# GOAL
Set down, in full, every record in the block.

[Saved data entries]
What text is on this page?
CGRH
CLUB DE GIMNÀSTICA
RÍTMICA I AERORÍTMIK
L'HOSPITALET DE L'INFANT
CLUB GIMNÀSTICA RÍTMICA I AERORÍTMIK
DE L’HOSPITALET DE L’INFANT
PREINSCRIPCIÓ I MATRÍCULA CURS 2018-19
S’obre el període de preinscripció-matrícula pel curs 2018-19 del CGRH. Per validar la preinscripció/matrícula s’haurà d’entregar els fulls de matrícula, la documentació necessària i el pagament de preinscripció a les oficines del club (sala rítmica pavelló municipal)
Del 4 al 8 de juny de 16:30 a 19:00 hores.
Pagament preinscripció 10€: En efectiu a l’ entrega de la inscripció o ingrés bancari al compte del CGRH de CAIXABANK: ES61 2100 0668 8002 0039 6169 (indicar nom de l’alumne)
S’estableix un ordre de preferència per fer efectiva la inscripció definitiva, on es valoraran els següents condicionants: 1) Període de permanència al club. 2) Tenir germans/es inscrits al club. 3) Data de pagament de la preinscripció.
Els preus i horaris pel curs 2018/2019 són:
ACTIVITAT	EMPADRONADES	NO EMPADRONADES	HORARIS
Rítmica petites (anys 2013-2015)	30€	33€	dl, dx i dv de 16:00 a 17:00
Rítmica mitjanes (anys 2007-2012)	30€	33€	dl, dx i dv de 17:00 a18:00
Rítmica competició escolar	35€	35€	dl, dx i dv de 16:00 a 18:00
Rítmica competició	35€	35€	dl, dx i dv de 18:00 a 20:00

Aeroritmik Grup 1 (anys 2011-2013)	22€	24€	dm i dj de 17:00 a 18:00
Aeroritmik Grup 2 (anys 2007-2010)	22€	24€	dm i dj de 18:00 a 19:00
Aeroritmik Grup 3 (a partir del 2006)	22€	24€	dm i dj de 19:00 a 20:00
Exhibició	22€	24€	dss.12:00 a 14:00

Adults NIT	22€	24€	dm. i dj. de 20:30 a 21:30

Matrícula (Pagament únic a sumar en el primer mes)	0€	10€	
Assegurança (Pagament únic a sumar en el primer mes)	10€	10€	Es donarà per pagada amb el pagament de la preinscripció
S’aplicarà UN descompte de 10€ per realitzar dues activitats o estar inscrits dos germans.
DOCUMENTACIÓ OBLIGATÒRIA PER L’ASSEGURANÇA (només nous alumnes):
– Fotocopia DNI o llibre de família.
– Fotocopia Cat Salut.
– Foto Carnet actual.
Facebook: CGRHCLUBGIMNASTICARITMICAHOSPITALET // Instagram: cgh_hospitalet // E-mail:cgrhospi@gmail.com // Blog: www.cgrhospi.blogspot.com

# SOLVED PROBLEM
What text is on this page?
CGRH
CLUB DE GIMNÀSTICA
RÍTMICA I AERORÍTMIK
L'HOSPITALET DE L'INFANT
CLUB GIMNÀSTICA RÍTMICA I AERORÍTMIK
DE L’HOSPITALET DE L’INFANT
PREINSCRIPCIÓ I MATRÍCULA CURS 2018-19
S’obre el període de preinscripció-matrícula pel curs 2018-19 del CGRH. Per validar la preinscripció/matrícula s’haurà d’entregar els fulls de matrícula, la documentació necessària i el pagament de preinscripció a les oficines del club (sala rítmica pavelló municipal)
Del 4 al 8 de juny de 16:30 a 19:00 hores.
Pagament preinscripció 10€: En efectiu a l’ entrega de la inscripció o ingrés bancari al compte del CGRH de CAIXABANK: ES61 2100 0668 8002 0039 6169 (indicar nom de l’alumne)
S’estableix un ordre de preferència per fer efectiva la inscripció definitiva, on es valoraran els següents condicionants: 1) Període de permanència al club. 2) Tenir germans/es inscrits al club. 3) Data de pagament de la preinscripció.
Els preus i horaris pel curs 2018/2019 són:
ACTIVITAT	EMPADRONADES	NO EMPADRONADES	HORARIS
Rítmica petites (anys 2013-2015)	30€	33€	dl, dx i dv de 16:00 a 17:00
Rítmica mitjanes (anys 2007-2012)	30€	33€	dl, dx i dv de 17:00 a18:00
Rítmica competició escolar	35€	35€	dl, dx i dv de 16:00 a 18:00
Rítmica competició	35€	35€	dl, dx i dv de 18:00 a 20:00

Aeroritmik Grup 1 (anys 2011-2013)	22€	24€	dm i dj de 17:00 a 18:00
Aeroritmik Grup 2 (anys 2007-2010)	22€	24€	dm i dj de 18:00 a 19:00
Aeroritmik Grup 3 (a partir del 2006)	22€	24€	dm i dj de 19:00 a 20:00
Exhibició	22€	24€	dss.12:00 a 14:00

Adults NIT	22€	24€	dm. i dj. de 20:30 a 21:30

Matrícula (Pagament únic a sumar en el primer mes)	0€	10€	
Assegurança (Pagament únic a sumar en el primer mes)	10€	10€	Es donarà per pagada amb el pagament de la preinscripció
S’aplicarà UN descompte de 10€ per realitzar dues activitats o estar inscrits dos germans.
DOCUMENTACIÓ OBLIGATÒRIA PER L’ASSEGURANÇA (només nous alumnes):
– Fotocopia DNI o llibre de família.
– Fotocopia Cat Salut.
– Foto Carnet actual.
Facebook: CGRHCLUBGIMNASTICARITMICAHOSPITALET // Instagram: cgh_hospitalet // E-mail:cgrhospi@gmail.com // Blog: www.cgrhospi.blogspot.com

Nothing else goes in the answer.